══ Listed entries
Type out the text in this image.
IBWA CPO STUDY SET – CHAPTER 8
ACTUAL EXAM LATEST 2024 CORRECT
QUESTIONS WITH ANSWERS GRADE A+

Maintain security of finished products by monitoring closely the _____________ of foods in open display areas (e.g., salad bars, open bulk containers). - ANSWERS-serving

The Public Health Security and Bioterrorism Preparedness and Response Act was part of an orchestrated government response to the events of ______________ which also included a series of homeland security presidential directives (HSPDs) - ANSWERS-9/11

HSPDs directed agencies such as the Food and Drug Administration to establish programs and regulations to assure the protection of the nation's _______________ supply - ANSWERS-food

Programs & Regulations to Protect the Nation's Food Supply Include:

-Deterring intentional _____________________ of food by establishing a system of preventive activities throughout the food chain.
════
Task ▸ Repeat each record exactly, leaving nothing out.

Exercise result ▸
Type out the text in this image.
IBWA CPO STUDY SET – CHAPTER 8
ACTUAL EXAM LATEST 2024 CORRECT
QUESTIONS WITH ANSWERS GRADE A+

Maintain security of finished products by monitoring closely the _____________ of foods in open display areas (e.g., salad bars, open bulk containers). - ANSWERS-serving

The Public Health Security and Bioterrorism Preparedness and Response Act was part of an orchestrated government response to the events of ______________ which also included a series of homeland security presidential directives (HSPDs) - ANSWERS-9/11

HSPDs directed agencies such as the Food and Drug Administration to establish programs and regulations to assure the protection of the nation's _______________ supply - ANSWERS-food

Programs & Regulations to Protect the Nation's Food Supply Include:

-Deterring intentional _____________________ of food by establishing a system of preventive activities throughout the food chain.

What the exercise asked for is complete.